§ WHAT YOU NEED TO DO:
Collect all lines containing the word "Sensors" from the data.

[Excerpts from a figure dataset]
•••
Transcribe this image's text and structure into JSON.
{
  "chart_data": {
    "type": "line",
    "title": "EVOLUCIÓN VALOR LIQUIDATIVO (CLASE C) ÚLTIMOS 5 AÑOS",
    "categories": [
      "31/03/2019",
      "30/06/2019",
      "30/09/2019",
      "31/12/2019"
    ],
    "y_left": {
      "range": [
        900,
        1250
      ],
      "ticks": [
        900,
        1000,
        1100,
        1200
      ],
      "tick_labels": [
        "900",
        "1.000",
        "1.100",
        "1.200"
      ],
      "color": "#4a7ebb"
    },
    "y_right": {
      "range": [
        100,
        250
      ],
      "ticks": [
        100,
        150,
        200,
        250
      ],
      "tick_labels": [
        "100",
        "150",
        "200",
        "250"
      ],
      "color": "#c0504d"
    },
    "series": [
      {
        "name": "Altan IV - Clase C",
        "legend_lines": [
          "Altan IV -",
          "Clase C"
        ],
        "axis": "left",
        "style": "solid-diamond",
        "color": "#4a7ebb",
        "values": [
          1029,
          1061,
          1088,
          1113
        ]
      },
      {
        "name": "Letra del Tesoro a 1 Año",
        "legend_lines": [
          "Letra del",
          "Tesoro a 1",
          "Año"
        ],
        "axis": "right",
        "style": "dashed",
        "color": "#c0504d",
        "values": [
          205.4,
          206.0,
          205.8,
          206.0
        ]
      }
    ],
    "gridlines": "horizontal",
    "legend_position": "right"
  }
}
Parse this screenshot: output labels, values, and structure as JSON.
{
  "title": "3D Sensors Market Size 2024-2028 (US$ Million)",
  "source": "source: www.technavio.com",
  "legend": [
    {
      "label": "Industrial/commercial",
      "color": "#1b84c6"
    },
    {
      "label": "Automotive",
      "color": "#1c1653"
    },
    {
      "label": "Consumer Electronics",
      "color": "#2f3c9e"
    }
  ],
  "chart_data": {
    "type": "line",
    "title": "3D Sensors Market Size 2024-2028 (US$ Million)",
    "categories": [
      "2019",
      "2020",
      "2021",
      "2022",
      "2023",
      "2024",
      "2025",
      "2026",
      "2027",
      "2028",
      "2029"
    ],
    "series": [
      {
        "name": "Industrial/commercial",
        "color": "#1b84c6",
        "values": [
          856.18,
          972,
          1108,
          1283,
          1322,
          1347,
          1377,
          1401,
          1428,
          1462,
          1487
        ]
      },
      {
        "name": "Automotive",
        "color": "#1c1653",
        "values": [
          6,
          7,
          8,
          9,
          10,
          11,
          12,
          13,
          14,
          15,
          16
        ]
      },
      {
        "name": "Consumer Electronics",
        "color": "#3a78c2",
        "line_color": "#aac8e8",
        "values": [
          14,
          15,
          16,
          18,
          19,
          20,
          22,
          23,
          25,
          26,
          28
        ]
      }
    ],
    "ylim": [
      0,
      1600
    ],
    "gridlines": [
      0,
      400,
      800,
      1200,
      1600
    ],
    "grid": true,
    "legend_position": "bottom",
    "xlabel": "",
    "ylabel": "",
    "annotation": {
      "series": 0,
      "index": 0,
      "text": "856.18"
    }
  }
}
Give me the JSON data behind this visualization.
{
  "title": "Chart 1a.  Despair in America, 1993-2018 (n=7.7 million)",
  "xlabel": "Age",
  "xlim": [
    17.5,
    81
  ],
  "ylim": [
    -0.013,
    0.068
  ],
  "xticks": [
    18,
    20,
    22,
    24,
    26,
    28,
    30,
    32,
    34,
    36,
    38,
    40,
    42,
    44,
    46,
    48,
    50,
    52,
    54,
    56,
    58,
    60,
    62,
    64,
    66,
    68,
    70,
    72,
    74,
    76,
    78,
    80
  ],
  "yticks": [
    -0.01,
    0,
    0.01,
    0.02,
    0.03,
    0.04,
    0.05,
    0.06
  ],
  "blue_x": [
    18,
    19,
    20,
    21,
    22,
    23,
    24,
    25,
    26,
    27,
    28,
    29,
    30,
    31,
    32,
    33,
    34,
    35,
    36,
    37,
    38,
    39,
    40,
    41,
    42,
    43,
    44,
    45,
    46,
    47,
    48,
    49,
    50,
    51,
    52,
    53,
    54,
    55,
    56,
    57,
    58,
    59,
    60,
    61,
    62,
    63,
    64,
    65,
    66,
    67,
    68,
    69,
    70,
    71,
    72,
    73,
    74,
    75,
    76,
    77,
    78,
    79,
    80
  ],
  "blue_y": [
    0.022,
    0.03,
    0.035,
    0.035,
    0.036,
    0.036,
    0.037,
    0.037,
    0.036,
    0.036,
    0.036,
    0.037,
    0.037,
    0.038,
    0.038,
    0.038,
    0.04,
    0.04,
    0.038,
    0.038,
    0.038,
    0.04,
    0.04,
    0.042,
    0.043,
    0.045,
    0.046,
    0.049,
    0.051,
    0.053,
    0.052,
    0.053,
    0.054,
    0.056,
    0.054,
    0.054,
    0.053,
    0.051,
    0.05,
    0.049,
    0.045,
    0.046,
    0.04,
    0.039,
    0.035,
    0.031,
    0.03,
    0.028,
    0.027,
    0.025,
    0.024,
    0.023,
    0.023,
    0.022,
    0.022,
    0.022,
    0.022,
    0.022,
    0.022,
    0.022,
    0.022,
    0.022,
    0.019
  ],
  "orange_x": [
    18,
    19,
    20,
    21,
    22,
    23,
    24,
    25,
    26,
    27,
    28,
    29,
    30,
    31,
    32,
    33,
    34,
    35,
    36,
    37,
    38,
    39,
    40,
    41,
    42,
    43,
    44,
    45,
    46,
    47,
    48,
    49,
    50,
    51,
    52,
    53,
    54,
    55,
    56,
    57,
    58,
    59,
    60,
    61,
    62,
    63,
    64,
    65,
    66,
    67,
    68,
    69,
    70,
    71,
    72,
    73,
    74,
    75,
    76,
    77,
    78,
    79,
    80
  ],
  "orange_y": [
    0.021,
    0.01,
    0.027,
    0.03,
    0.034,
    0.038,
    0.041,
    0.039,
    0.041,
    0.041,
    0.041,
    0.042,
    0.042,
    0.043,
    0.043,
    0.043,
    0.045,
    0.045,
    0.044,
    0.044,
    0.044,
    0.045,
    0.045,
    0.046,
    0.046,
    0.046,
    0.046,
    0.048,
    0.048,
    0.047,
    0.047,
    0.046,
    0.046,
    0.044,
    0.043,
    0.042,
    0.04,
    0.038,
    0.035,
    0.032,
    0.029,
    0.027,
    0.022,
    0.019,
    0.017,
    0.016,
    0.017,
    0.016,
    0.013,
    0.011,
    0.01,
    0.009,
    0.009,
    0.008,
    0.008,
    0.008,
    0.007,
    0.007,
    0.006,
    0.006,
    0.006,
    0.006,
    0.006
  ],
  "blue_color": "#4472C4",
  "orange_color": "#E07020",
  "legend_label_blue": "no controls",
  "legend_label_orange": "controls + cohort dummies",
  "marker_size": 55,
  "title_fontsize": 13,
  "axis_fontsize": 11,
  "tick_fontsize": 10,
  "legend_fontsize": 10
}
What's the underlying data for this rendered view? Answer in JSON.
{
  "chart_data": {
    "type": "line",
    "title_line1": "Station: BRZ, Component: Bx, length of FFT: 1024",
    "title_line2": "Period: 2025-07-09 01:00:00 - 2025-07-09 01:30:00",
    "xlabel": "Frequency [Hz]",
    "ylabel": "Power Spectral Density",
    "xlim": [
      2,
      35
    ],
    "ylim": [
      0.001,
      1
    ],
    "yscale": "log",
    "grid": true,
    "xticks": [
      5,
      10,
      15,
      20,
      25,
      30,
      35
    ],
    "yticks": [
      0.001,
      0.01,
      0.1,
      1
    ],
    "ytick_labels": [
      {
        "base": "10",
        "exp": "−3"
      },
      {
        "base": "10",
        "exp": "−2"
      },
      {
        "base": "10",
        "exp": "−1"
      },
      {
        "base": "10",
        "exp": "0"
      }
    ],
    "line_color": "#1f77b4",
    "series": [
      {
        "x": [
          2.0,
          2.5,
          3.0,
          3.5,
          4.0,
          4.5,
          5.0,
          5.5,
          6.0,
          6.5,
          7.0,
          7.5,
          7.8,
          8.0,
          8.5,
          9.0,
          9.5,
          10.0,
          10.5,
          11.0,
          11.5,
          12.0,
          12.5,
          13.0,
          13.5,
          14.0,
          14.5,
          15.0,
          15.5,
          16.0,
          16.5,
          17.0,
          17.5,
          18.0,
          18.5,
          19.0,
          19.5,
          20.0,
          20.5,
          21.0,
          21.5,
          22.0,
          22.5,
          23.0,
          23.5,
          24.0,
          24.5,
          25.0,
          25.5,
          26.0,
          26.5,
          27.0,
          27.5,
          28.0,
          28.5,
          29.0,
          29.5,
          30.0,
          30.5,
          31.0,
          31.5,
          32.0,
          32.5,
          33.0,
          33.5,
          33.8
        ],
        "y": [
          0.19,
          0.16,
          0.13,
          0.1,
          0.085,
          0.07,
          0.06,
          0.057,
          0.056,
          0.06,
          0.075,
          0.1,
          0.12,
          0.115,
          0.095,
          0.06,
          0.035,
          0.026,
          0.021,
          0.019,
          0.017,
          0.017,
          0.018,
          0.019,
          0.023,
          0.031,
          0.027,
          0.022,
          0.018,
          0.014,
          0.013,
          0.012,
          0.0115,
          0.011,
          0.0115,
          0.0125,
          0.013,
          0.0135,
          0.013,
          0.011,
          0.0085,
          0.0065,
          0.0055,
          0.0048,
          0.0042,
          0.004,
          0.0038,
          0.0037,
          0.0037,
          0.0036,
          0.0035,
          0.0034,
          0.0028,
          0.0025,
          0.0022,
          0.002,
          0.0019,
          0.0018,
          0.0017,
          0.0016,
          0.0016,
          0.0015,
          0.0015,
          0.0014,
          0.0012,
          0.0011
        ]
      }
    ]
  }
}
•••
§ TASK RESPONSE:
  "title": "3D Sensors Market Size 2024-2028 (US$ Million)",
    "title": "3D Sensors Market Size 2024-2028 (US$ Million)",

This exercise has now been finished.